▼
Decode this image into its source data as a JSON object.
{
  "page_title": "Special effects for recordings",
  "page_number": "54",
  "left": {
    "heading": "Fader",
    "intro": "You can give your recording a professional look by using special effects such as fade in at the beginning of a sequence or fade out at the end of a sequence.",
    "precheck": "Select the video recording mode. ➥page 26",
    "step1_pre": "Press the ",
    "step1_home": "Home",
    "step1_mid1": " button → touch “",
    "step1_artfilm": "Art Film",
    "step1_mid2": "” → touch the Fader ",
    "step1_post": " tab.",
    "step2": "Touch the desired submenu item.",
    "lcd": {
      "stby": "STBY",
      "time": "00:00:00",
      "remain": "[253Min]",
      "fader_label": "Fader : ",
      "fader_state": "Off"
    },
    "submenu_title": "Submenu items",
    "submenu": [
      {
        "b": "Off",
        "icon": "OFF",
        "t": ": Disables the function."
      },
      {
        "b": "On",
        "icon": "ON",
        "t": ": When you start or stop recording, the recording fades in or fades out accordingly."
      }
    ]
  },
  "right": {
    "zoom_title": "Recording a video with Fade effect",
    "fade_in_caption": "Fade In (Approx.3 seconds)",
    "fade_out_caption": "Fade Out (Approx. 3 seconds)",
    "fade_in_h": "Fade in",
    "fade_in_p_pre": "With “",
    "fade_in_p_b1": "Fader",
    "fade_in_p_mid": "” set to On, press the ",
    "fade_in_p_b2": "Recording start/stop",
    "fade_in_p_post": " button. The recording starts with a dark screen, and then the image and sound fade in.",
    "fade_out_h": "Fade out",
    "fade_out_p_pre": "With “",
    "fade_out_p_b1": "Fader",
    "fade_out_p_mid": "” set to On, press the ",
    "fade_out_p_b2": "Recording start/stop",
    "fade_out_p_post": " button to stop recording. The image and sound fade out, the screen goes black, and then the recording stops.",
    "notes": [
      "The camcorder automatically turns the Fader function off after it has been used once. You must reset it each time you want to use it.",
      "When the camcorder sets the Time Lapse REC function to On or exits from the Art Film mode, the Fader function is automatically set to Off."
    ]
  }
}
▲
_Goal of the exercise_.
Output the data above exactly, please, line for line.

_Complete response_.
Decode this image into its source data as a JSON object.
{
  "page_title": "Special effects for recordings",
  "page_number": "54",
  "left": {
    "heading": "Fader",
    "intro": "You can give your recording a professional look by using special effects such as fade in at the beginning of a sequence or fade out at the end of a sequence.",
    "precheck": "Select the video recording mode. ➥page 26",
    "step1_pre": "Press the ",
    "step1_home": "Home",
    "step1_mid1": " button → touch “",
    "step1_artfilm": "Art Film",
    "step1_mid2": "” → touch the Fader ",
    "step1_post": " tab.",
    "step2": "Touch the desired submenu item.",
    "lcd": {
      "stby": "STBY",
      "time": "00:00:00",
      "remain": "[253Min]",
      "fader_label": "Fader : ",
      "fader_state": "Off"
    },
    "submenu_title": "Submenu items",
    "submenu": [
      {
        "b": "Off",
        "icon": "OFF",
        "t": ": Disables the function."
      },
      {
        "b": "On",
        "icon": "ON",
        "t": ": When you start or stop recording, the recording fades in or fades out accordingly."
      }
    ]
  },
  "right": {
    "zoom_title": "Recording a video with Fade effect",
    "fade_in_caption": "Fade In (Approx.3 seconds)",
    "fade_out_caption": "Fade Out (Approx. 3 seconds)",
    "fade_in_h": "Fade in",
    "fade_in_p_pre": "With “",
    "fade_in_p_b1": "Fader",
    "fade_in_p_mid": "” set to On, press the ",
    "fade_in_p_b2": "Recording start/stop",
    "fade_in_p_post": " button. The recording starts with a dark screen, and then the image and sound fade in.",
    "fade_out_h": "Fade out",
    "fade_out_p_pre": "With “",
    "fade_out_p_b1": "Fader",
    "fade_out_p_mid": "” set to On, press the ",
    "fade_out_p_b2": "Recording start/stop",
    "fade_out_p_post": " button to stop recording. The image and sound fade out, the screen goes black, and then the recording stops.",
    "notes": [
      "The camcorder automatically turns the Fader function off after it has been used once. You must reset it each time you want to use it.",
      "When the camcorder sets the Time Lapse REC function to On or exits from the Art Film mode, the Fader function is automatically set to Off."
    ]
  }
}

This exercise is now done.